## BEGIN Supplied entries

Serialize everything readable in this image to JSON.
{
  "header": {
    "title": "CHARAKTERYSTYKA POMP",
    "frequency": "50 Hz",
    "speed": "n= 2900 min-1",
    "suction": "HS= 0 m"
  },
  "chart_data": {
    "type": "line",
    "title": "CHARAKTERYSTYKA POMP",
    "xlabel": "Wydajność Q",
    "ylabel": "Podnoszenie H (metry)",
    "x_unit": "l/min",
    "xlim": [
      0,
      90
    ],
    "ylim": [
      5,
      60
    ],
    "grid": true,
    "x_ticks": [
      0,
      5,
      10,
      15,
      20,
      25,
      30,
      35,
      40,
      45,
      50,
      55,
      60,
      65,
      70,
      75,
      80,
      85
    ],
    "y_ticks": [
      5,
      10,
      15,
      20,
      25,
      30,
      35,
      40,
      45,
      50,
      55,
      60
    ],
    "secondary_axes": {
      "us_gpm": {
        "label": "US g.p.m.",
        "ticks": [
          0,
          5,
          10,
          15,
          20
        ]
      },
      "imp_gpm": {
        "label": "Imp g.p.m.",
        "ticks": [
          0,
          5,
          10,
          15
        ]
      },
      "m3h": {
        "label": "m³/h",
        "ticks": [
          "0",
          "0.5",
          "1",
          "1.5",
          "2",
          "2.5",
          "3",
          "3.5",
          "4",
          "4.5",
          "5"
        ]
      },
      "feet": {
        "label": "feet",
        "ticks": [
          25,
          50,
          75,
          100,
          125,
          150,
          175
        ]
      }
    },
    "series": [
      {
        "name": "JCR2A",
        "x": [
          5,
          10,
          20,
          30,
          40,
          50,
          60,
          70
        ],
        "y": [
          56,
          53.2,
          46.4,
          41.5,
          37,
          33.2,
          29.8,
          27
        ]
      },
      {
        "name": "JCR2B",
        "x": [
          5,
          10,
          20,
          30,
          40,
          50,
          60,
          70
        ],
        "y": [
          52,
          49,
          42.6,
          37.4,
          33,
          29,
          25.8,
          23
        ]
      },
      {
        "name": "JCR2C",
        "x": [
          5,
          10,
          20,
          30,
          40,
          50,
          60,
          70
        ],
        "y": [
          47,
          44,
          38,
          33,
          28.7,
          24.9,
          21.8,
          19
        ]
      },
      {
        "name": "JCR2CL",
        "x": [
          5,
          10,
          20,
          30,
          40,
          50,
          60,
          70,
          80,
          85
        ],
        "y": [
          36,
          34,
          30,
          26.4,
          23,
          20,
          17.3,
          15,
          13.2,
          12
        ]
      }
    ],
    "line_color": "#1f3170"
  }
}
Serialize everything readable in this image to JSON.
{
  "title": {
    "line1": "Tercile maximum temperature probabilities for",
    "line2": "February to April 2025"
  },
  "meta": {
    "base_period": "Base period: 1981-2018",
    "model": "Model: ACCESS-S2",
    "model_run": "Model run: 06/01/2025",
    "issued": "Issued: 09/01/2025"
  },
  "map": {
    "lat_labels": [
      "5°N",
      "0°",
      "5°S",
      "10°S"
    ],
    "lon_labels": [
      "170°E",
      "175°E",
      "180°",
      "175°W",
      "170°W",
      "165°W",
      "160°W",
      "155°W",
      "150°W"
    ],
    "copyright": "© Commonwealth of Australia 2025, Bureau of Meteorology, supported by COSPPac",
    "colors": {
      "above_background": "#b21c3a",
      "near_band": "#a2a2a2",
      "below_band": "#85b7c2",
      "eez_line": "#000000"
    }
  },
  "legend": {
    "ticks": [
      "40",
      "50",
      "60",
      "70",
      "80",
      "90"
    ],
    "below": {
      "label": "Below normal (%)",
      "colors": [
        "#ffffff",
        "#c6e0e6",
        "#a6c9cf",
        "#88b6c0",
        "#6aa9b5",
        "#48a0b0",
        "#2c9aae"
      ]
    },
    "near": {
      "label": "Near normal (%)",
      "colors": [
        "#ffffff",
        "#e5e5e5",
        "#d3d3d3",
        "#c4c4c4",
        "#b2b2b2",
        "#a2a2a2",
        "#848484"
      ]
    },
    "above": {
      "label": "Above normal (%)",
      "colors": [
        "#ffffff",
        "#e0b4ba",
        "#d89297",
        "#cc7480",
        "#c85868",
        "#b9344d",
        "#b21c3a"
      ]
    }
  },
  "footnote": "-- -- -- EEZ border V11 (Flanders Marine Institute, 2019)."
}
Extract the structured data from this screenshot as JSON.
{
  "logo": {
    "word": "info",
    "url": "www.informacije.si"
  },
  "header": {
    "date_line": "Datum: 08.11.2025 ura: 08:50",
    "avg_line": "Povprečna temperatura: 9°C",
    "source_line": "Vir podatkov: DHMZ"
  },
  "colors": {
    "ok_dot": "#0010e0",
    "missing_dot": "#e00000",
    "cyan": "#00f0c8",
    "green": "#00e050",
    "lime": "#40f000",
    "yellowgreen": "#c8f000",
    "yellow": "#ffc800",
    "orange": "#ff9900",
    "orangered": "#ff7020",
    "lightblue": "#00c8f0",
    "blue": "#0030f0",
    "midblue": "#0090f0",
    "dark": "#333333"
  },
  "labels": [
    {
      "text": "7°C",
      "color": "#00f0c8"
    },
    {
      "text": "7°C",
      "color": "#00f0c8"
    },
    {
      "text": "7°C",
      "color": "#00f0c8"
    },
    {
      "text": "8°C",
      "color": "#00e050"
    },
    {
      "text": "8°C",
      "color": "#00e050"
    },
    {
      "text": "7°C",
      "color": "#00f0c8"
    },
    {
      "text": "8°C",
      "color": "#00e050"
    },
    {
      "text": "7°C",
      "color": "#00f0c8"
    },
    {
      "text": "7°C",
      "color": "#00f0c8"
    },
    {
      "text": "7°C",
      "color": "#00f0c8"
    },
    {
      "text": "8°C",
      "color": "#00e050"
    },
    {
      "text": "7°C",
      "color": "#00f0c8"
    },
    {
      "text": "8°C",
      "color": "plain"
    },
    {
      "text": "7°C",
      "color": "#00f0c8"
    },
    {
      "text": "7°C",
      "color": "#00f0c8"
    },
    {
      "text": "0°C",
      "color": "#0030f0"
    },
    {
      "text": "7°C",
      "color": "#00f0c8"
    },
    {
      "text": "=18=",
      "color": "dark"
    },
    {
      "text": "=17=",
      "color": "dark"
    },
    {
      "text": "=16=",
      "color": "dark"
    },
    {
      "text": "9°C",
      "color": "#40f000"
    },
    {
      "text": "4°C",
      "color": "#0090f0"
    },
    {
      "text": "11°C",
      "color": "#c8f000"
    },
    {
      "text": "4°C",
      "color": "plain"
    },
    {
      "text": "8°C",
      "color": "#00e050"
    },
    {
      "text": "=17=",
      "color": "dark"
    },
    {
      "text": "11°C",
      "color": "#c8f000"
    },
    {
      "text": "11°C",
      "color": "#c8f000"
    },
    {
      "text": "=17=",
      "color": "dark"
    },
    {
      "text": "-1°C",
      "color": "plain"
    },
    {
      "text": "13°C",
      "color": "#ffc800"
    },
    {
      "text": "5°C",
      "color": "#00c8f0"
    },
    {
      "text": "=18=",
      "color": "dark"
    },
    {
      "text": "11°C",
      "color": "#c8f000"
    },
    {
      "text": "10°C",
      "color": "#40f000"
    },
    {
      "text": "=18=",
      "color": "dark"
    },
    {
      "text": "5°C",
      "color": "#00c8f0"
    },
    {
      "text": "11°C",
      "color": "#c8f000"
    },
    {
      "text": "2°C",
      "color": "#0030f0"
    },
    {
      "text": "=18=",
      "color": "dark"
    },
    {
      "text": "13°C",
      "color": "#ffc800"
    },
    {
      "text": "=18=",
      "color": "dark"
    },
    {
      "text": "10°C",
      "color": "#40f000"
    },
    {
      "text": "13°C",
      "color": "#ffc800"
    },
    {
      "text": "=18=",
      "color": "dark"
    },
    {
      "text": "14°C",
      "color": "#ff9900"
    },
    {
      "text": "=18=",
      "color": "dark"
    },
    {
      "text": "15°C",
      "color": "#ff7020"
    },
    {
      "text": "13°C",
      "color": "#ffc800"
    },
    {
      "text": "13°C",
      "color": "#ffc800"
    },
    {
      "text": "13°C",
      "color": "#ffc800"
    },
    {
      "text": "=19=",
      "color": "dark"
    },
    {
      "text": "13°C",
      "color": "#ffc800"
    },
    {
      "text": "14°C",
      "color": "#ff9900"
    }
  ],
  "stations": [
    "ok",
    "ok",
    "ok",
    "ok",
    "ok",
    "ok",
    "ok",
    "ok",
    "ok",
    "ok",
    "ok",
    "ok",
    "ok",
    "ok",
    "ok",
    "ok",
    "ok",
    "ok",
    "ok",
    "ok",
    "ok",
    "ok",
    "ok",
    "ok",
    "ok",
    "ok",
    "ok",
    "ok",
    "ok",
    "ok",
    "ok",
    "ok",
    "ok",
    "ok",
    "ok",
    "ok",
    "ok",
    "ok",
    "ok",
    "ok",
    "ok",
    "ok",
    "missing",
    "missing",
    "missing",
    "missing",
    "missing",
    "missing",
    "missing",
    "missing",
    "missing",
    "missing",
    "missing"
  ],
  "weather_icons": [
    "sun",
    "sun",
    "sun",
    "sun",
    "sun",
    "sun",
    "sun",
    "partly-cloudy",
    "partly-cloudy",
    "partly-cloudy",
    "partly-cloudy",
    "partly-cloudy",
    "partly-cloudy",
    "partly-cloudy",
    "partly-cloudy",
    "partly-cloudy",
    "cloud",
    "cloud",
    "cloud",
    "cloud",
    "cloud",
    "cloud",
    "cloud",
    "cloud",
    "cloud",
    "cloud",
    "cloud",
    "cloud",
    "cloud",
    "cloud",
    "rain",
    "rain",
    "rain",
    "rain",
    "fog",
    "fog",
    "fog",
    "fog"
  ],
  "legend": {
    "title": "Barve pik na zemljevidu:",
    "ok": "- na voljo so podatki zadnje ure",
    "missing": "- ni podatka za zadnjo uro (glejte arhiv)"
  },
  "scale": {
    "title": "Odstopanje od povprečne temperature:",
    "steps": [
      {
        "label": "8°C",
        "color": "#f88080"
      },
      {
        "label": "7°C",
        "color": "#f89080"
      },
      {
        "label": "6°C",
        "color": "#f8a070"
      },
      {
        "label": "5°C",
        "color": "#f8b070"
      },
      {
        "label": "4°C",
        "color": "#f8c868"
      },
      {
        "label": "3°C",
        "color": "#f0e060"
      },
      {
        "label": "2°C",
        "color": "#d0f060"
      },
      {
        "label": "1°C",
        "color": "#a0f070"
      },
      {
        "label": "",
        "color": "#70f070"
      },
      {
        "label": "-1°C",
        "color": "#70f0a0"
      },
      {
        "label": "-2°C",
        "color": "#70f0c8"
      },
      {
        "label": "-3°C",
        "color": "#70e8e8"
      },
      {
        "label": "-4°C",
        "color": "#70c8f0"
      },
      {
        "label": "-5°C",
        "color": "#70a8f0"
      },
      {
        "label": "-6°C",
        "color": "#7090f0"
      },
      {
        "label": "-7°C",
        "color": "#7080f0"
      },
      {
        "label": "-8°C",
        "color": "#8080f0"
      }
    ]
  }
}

## END Supplied entries

◆ **Exercise task**
Determine how many lines in the listing above hold the string "normal", then write only the number.

◆ **Answer for the task**
3